--- BEGIN Listing ---
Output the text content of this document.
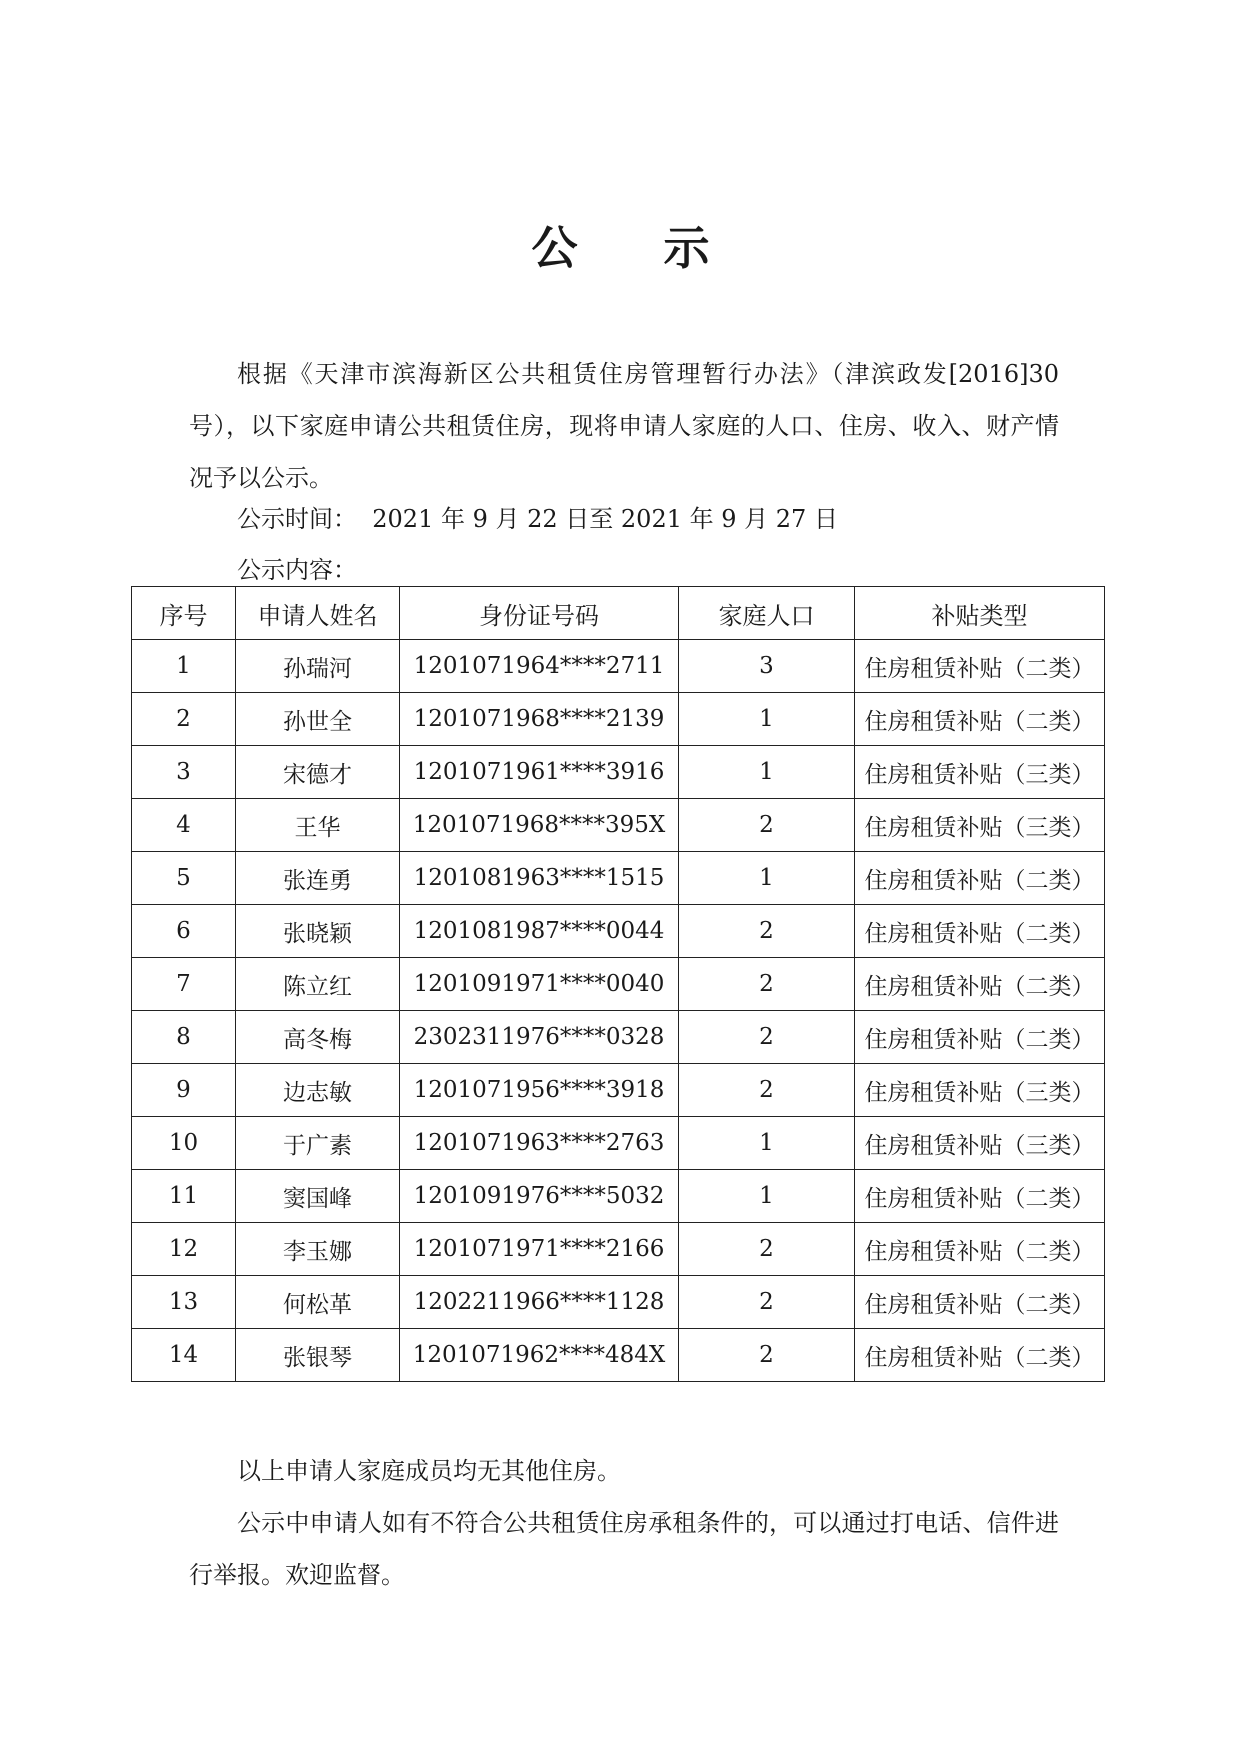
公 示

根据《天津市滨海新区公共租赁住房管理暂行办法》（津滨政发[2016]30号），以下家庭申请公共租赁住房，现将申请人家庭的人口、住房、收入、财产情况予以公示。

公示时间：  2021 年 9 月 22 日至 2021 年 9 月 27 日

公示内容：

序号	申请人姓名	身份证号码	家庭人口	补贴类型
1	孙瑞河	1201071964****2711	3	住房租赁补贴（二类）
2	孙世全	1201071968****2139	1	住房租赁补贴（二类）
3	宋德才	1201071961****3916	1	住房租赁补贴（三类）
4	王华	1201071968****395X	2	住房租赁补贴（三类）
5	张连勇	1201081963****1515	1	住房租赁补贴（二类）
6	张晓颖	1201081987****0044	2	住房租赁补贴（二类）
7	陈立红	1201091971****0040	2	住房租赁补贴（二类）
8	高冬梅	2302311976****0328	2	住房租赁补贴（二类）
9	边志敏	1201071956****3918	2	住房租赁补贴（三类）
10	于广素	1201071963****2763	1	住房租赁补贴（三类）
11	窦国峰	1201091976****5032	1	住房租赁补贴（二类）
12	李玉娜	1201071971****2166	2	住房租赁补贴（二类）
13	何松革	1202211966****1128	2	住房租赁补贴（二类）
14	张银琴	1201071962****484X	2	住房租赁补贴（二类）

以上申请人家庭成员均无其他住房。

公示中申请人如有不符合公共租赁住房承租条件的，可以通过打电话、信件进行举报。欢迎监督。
--- END Listing ---
**Written instruction:**
Pictures in the records should not appear in your copy, but everything else must be transcribed exactly.

**The result:**
Output the text content of this document.
公 示

根据《天津市滨海新区公共租赁住房管理暂行办法》（津滨政发[2016]30号），以下家庭申请公共租赁住房，现将申请人家庭的人口、住房、收入、财产情况予以公示。

公示时间：  2021 年 9 月 22 日至 2021 年 9 月 27 日

公示内容：

序号	申请人姓名	身份证号码	家庭人口	补贴类型
1	孙瑞河	1201071964****2711	3	住房租赁补贴（二类）
2	孙世全	1201071968****2139	1	住房租赁补贴（二类）
3	宋德才	1201071961****3916	1	住房租赁补贴（三类）
4	王华	1201071968****395X	2	住房租赁补贴（三类）
5	张连勇	1201081963****1515	1	住房租赁补贴（二类）
6	张晓颖	1201081987****0044	2	住房租赁补贴（二类）
7	陈立红	1201091971****0040	2	住房租赁补贴（二类）
8	高冬梅	2302311976****0328	2	住房租赁补贴（二类）
9	边志敏	1201071956****3918	2	住房租赁补贴（三类）
10	于广素	1201071963****2763	1	住房租赁补贴（三类）
11	窦国峰	1201091976****5032	1	住房租赁补贴（二类）
12	李玉娜	1201071971****2166	2	住房租赁补贴（二类）
13	何松革	1202211966****1128	2	住房租赁补贴（二类）
14	张银琴	1201071962****484X	2	住房租赁补贴（二类）

以上申请人家庭成员均无其他住房。

公示中申请人如有不符合公共租赁住房承租条件的，可以通过打电话、信件进行举报。欢迎监督。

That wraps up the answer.